#### Task to complete:
Pull out every line below holding the word "document".

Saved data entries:
—————

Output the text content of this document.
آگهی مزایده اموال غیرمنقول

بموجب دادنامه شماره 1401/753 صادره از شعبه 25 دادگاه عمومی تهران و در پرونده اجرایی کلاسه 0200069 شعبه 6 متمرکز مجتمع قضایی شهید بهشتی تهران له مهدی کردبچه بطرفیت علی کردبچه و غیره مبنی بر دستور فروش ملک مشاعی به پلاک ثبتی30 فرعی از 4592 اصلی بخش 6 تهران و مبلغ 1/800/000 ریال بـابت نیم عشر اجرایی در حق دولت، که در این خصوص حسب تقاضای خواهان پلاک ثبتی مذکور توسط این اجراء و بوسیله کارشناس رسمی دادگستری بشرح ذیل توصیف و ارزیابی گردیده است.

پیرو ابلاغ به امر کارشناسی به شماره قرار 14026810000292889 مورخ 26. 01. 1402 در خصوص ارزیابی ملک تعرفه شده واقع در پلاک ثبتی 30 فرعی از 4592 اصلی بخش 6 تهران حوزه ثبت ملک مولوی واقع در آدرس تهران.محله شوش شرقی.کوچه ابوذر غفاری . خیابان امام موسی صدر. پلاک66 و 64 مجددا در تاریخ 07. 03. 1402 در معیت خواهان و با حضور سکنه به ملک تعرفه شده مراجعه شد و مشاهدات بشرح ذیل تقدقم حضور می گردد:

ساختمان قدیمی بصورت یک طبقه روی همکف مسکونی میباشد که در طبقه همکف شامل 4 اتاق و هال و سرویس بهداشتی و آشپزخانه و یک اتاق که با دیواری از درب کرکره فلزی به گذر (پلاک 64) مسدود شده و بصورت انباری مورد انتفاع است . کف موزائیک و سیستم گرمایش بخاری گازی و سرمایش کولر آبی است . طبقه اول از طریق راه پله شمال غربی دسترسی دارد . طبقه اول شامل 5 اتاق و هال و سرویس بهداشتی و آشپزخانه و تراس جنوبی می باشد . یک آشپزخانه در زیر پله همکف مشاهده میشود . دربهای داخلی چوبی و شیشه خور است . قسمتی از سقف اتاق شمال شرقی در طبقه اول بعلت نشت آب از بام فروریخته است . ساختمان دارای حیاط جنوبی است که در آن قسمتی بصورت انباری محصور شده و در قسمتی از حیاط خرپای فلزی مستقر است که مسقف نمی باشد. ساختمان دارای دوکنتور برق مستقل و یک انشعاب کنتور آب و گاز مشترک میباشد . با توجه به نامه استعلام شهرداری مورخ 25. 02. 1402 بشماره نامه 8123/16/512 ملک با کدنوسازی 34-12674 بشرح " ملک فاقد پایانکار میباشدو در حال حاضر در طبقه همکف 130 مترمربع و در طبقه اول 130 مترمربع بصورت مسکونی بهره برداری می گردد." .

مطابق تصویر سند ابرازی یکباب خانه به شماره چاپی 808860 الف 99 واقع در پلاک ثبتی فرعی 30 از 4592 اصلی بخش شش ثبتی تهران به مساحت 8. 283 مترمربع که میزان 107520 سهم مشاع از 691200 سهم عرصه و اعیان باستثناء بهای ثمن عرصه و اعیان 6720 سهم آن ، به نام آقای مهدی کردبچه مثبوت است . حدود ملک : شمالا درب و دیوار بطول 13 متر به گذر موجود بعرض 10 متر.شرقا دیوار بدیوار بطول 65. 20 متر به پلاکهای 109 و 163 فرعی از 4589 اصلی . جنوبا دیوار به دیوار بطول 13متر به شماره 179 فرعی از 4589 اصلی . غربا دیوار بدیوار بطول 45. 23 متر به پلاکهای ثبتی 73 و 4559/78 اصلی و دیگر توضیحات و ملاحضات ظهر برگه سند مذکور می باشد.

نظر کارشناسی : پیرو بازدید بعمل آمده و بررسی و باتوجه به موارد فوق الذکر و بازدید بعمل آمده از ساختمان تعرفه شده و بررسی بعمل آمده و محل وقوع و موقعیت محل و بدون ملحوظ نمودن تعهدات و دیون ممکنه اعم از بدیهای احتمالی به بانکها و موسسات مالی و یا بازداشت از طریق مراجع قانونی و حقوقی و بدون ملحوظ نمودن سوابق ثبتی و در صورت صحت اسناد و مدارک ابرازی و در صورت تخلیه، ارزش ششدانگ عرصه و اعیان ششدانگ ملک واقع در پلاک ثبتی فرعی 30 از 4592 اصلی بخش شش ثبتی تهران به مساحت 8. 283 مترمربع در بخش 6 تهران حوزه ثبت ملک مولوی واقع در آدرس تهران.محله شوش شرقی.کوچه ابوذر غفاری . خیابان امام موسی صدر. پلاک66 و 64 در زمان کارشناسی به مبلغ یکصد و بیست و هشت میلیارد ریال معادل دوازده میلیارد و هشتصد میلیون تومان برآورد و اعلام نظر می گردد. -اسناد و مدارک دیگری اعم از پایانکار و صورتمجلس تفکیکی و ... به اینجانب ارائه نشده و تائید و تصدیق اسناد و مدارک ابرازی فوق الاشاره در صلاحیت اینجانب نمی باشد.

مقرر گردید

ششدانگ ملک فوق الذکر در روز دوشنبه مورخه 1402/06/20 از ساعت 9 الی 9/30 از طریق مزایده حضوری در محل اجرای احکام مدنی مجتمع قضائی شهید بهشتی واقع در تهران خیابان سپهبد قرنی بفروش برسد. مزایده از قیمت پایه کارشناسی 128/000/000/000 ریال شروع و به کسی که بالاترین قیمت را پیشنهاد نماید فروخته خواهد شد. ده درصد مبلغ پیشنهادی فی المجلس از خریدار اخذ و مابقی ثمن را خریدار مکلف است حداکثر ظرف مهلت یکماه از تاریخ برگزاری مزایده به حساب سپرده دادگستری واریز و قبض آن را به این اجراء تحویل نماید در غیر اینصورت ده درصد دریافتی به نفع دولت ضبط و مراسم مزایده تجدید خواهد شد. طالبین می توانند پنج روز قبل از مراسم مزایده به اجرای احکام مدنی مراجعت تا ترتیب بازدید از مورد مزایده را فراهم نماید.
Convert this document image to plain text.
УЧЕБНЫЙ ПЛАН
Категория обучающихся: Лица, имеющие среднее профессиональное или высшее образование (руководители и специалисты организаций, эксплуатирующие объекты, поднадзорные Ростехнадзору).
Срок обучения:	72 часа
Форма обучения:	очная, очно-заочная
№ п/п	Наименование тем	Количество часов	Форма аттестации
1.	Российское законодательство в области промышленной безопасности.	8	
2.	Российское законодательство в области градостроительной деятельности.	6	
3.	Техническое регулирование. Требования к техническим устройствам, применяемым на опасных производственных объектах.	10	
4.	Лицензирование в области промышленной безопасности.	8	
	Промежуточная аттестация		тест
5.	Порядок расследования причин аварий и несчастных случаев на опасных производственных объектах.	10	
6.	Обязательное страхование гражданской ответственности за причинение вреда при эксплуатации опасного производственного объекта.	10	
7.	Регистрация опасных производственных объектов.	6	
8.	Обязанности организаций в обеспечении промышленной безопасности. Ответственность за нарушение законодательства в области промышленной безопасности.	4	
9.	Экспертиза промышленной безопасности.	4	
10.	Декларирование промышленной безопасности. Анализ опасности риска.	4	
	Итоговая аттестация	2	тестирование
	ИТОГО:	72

—————

#### Complete answer:
Output the text content of this document.
Convert this document image to plain text.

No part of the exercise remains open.